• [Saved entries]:
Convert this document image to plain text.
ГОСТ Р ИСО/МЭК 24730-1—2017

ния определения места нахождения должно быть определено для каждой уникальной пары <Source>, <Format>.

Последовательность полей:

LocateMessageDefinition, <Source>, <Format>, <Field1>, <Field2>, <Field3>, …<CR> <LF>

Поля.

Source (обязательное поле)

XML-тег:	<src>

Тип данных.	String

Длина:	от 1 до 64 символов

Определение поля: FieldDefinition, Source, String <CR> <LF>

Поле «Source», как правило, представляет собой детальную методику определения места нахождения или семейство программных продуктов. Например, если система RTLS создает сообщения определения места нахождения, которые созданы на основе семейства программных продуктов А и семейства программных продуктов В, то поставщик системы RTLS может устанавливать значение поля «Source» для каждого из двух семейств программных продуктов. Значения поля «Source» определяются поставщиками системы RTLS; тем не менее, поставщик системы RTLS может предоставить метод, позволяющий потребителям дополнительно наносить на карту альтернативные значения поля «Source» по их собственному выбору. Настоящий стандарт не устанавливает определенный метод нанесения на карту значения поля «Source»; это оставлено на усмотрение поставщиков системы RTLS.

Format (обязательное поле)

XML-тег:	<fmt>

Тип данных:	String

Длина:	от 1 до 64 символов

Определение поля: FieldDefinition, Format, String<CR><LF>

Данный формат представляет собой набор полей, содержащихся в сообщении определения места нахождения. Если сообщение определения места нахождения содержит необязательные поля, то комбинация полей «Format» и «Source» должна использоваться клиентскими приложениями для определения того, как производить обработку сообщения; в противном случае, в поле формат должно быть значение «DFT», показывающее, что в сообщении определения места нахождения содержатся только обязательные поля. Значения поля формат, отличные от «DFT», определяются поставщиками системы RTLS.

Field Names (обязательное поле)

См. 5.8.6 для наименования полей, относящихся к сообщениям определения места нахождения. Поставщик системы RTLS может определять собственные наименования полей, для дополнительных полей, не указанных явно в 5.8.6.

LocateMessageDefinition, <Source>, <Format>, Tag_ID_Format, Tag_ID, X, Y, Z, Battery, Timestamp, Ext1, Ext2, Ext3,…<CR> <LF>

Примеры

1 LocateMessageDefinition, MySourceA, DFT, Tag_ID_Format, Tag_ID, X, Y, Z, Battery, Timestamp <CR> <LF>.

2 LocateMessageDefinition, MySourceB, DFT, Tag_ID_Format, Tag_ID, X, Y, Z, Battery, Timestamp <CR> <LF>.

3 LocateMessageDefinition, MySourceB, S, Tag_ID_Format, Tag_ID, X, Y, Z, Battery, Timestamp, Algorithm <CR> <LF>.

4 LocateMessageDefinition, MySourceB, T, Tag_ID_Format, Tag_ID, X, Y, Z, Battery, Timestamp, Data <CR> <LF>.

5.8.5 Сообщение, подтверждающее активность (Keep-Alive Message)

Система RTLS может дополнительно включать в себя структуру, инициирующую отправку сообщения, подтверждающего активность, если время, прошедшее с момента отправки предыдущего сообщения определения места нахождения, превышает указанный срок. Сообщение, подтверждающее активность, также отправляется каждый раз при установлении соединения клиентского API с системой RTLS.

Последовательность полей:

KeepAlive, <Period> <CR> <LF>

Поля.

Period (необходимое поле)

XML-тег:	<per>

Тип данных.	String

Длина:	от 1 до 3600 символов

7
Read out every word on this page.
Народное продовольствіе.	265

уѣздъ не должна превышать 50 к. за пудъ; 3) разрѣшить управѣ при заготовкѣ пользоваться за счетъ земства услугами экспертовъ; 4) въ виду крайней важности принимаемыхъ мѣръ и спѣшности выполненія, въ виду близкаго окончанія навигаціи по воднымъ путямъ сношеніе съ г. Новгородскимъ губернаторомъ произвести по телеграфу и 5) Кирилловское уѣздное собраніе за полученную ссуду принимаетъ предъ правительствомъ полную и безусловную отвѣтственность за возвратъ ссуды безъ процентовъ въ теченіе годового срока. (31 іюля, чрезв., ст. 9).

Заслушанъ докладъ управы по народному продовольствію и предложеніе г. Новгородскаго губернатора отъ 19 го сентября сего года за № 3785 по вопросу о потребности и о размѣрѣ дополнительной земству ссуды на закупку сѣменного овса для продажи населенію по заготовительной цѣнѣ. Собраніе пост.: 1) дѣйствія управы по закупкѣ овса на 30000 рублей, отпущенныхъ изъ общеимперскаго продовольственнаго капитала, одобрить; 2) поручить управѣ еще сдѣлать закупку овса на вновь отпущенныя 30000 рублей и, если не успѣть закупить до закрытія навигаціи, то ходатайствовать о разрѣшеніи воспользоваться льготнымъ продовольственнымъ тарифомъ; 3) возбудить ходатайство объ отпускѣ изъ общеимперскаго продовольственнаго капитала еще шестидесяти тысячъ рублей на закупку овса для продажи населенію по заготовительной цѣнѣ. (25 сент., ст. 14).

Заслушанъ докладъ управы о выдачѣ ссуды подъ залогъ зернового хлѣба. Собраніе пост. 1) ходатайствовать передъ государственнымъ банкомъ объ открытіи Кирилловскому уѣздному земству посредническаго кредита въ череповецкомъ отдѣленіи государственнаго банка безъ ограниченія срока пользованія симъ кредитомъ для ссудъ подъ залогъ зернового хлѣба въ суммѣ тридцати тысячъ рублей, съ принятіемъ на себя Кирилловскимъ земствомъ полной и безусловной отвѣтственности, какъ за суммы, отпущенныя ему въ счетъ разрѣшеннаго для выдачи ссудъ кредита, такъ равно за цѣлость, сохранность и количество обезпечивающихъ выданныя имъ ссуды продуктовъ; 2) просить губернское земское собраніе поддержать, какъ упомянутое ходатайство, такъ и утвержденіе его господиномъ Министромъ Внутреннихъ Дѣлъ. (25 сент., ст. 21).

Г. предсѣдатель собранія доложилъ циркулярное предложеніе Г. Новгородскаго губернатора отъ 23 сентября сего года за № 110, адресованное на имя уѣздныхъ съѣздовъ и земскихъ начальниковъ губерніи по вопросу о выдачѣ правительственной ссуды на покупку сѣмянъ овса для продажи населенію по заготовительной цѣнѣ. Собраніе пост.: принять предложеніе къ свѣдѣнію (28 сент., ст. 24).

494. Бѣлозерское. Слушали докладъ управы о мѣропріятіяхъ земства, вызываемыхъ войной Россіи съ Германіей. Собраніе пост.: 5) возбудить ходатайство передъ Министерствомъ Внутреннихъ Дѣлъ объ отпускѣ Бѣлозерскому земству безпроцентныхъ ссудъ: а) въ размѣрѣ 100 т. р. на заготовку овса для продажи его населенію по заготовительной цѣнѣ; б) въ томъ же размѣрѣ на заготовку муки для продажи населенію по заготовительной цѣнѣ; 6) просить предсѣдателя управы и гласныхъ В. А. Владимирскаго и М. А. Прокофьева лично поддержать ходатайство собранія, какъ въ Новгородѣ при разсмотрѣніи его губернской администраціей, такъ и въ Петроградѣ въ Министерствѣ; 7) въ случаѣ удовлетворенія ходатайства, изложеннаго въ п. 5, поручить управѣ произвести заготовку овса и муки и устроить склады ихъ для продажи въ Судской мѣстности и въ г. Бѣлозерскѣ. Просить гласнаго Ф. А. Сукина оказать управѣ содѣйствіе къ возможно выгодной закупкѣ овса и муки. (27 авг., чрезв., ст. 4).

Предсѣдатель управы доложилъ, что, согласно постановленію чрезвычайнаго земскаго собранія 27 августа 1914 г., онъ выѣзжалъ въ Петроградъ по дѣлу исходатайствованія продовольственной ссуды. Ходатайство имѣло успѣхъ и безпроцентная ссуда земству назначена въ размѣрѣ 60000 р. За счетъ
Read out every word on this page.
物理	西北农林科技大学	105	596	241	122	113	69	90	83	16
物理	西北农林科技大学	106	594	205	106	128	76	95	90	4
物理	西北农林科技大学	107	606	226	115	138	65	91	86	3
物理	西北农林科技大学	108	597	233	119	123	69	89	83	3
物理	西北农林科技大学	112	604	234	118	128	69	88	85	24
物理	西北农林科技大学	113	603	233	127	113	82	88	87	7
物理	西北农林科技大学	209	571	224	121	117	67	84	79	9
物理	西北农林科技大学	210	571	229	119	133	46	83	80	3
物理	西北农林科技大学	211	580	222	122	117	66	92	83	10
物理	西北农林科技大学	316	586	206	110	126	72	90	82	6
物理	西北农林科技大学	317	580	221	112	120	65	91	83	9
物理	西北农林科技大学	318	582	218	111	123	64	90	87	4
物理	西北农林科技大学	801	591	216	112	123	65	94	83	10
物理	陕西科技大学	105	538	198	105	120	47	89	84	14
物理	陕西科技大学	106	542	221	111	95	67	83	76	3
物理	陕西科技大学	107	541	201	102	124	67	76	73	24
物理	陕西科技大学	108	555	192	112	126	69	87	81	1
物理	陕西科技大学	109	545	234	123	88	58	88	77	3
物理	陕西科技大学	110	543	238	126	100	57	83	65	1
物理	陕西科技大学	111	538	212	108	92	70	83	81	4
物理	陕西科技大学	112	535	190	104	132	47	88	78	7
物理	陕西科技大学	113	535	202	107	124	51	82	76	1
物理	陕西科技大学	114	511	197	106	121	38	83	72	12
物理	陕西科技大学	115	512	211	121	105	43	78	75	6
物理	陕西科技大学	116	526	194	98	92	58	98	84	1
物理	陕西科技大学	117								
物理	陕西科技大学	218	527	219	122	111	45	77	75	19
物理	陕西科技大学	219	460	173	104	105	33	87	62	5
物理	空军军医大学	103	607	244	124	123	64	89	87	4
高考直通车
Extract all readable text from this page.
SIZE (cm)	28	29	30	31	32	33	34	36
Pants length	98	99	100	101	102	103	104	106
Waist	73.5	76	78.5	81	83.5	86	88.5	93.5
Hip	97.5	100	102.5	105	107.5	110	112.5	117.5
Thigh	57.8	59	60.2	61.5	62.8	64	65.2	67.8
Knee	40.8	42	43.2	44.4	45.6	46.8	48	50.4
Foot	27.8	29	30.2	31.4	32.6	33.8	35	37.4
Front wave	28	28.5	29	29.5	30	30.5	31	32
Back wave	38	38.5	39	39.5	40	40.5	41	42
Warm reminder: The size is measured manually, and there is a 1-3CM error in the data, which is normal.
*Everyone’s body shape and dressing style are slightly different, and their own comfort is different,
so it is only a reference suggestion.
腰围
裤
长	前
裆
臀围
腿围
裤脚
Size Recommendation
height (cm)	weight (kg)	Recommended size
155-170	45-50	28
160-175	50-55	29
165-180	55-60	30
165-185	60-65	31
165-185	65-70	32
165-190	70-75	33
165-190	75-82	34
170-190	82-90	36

• [WHAT TO WORK ON]: Identify the lines that contain the string "активность", and copy every one of them.

• [EXERCISE SOLUTION]:
5.8.5 Сообщение, подтверждающее активность (Keep-Alive Message)
Система RTLS может дополнительно включать в себя структуру, инициирующую отправку сообщения, подтверждающего активность, если время, прошедшее с момента отправки предыдущего сообщения определения места нахождения, превышает указанный срок. Сообщение, подтверждающее активность, также отправляется каждый раз при установлении соединения клиентского API с системой RTLS.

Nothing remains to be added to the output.